→ **Work to complete**: Copy each of the items below word for word, leaving out none of them.

[Start Entries shown]

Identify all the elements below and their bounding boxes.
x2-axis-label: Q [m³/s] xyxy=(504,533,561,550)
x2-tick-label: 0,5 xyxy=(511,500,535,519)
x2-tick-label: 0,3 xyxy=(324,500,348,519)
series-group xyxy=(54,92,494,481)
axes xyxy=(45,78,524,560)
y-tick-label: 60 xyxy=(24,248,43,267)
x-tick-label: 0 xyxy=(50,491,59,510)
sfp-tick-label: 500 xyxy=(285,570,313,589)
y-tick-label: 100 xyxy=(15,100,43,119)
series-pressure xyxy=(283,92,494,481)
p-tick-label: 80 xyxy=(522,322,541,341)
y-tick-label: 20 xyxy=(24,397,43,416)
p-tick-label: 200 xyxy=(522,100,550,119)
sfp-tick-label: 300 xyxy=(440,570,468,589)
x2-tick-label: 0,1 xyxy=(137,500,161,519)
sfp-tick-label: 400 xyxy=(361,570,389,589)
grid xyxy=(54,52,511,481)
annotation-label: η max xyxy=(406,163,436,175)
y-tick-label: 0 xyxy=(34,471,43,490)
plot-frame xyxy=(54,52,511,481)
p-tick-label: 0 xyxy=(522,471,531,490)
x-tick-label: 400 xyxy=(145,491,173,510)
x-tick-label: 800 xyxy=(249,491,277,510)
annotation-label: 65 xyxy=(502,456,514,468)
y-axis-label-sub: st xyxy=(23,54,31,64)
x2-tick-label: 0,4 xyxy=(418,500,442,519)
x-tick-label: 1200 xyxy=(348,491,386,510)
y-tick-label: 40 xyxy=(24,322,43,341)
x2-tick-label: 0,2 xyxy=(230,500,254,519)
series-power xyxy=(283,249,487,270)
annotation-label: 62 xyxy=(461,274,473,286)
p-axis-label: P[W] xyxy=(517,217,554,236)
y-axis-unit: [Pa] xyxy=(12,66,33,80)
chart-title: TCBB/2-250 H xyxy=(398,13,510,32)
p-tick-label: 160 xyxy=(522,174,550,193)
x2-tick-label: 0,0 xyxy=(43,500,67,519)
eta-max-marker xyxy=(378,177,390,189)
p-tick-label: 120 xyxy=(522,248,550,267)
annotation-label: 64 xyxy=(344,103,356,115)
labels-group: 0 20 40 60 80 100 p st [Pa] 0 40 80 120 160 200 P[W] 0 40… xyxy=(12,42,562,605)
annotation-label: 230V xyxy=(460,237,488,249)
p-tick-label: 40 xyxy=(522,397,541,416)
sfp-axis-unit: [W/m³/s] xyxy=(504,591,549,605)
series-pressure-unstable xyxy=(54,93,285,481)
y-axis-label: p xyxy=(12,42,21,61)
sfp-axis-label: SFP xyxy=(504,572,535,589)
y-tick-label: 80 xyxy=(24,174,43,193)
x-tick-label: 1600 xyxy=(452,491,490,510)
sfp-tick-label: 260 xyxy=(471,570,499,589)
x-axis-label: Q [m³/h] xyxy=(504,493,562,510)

[End Entries shown]

→ **Result of this exercise**:
Identify all the elements below and their bounding boxes.
x2-axis-label: Q [m³/s] xyxy=(504,533,561,550)
x2-tick-label: 0,5 xyxy=(511,500,535,519)
x2-tick-label: 0,3 xyxy=(324,500,348,519)
series-group xyxy=(54,92,494,481)
axes xyxy=(45,78,524,560)
y-tick-label: 60 xyxy=(24,248,43,267)
x-tick-label: 0 xyxy=(50,491,59,510)
sfp-tick-label: 500 xyxy=(285,570,313,589)
y-tick-label: 100 xyxy=(15,100,43,119)
series-pressure xyxy=(283,92,494,481)
p-tick-label: 80 xyxy=(522,322,541,341)
y-tick-label: 20 xyxy=(24,397,43,416)
p-tick-label: 200 xyxy=(522,100,550,119)
sfp-tick-label: 300 xyxy=(440,570,468,589)
x2-tick-label: 0,1 xyxy=(137,500,161,519)
sfp-tick-label: 400 xyxy=(361,570,389,589)
grid xyxy=(54,52,511,481)
annotation-label: η max xyxy=(406,163,436,175)
y-tick-label: 0 xyxy=(34,471,43,490)
plot-frame xyxy=(54,52,511,481)
p-tick-label: 0 xyxy=(522,471,531,490)
x-tick-label: 400 xyxy=(145,491,173,510)
x-tick-label: 800 xyxy=(249,491,277,510)
annotation-label: 65 xyxy=(502,456,514,468)
y-axis-label-sub: st xyxy=(23,54,31,64)
x2-tick-label: 0,4 xyxy=(418,500,442,519)
x-tick-label: 1200 xyxy=(348,491,386,510)
y-tick-label: 40 xyxy=(24,322,43,341)
x2-tick-label: 0,2 xyxy=(230,500,254,519)
series-power xyxy=(283,249,487,270)
annotation-label: 62 xyxy=(461,274,473,286)
p-axis-label: P[W] xyxy=(517,217,554,236)
y-axis-unit: [Pa] xyxy=(12,66,33,80)
chart-title: TCBB/2-250 H xyxy=(398,13,510,32)
p-tick-label: 160 xyxy=(522,174,550,193)
x2-tick-label: 0,0 xyxy=(43,500,67,519)
eta-max-marker xyxy=(378,177,390,189)
p-tick-label: 120 xyxy=(522,248,550,267)
annotation-label: 64 xyxy=(344,103,356,115)
labels-group: 0 20 40 60 80 100 p st [Pa] 0 40 80 120 160 200 P[W] 0 40… xyxy=(12,42,562,605)
annotation-label: 230V xyxy=(460,237,488,249)
p-tick-label: 40 xyxy=(522,397,541,416)
sfp-axis-unit: [W/m³/s] xyxy=(504,591,549,605)
series-pressure-unstable xyxy=(54,93,285,481)
y-axis-label: p xyxy=(12,42,21,61)
sfp-axis-label: SFP xyxy=(504,572,535,589)
y-tick-label: 80 xyxy=(24,174,43,193)
x-tick-label: 1600 xyxy=(452,491,490,510)
sfp-tick-label: 260 xyxy=(471,570,499,589)
x-axis-label: Q [m³/h] xyxy=(504,493,562,510)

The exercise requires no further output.